(Description of the task) What lines of the data below hold the string "WITH"? Copy each one.

Content starts

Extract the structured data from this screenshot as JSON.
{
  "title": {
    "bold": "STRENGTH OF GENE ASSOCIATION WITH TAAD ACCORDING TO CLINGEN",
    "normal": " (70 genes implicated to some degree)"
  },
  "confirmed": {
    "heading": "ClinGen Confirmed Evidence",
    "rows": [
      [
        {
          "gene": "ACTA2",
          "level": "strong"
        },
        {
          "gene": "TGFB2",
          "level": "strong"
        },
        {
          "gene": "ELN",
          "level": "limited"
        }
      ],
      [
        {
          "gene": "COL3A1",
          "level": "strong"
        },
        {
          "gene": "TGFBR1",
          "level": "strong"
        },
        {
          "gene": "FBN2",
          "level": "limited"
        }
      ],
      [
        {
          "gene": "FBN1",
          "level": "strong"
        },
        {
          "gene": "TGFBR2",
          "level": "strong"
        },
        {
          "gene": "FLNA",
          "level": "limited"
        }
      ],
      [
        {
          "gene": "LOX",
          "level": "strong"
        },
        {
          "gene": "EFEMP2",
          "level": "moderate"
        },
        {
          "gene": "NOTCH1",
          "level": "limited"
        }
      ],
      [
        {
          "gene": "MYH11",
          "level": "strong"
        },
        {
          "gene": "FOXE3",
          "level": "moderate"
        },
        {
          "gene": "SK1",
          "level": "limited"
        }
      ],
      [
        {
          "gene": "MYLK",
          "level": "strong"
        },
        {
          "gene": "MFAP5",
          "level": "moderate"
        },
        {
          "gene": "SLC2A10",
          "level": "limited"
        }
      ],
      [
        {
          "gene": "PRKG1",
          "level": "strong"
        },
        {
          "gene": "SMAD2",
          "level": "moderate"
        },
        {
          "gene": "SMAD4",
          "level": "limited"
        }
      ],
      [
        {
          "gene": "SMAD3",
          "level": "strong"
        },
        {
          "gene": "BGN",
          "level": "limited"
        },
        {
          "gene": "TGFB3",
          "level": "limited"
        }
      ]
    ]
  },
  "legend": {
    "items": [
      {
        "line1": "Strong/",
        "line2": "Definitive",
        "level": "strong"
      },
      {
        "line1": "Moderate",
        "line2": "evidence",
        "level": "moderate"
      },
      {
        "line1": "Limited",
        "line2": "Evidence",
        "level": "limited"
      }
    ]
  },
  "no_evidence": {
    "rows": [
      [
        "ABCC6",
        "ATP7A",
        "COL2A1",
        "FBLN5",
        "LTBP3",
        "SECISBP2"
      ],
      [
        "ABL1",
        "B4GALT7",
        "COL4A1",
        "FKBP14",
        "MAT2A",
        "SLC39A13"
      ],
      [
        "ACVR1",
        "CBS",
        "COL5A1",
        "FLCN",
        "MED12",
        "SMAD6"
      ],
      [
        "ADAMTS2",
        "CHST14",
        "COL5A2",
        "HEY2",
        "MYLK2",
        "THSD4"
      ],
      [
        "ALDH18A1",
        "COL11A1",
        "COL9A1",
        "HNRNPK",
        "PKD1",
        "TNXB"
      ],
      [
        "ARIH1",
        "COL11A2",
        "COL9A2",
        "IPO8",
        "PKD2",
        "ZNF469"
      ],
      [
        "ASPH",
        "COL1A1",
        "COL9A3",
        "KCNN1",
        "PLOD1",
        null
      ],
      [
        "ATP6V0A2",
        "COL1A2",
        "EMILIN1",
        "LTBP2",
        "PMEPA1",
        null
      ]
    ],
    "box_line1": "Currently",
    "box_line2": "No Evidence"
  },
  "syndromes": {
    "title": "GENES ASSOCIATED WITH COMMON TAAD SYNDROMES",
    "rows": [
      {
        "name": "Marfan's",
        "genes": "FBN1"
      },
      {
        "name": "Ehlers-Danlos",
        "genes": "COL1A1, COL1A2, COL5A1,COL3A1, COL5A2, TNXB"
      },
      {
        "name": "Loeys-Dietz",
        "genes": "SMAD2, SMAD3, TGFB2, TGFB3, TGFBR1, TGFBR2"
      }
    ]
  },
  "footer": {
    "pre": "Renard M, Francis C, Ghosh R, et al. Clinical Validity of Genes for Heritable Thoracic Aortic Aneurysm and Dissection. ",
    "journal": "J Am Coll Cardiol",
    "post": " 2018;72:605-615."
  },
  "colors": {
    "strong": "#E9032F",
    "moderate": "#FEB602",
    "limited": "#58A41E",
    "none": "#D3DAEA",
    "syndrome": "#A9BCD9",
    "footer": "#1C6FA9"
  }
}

Content ends

(Solution to this task)
    "bold": "STRENGTH OF GENE ASSOCIATION WITH TAAD ACCORDING TO CLINGEN",
    "title": "GENES ASSOCIATED WITH COMMON TAAD SYNDROMES",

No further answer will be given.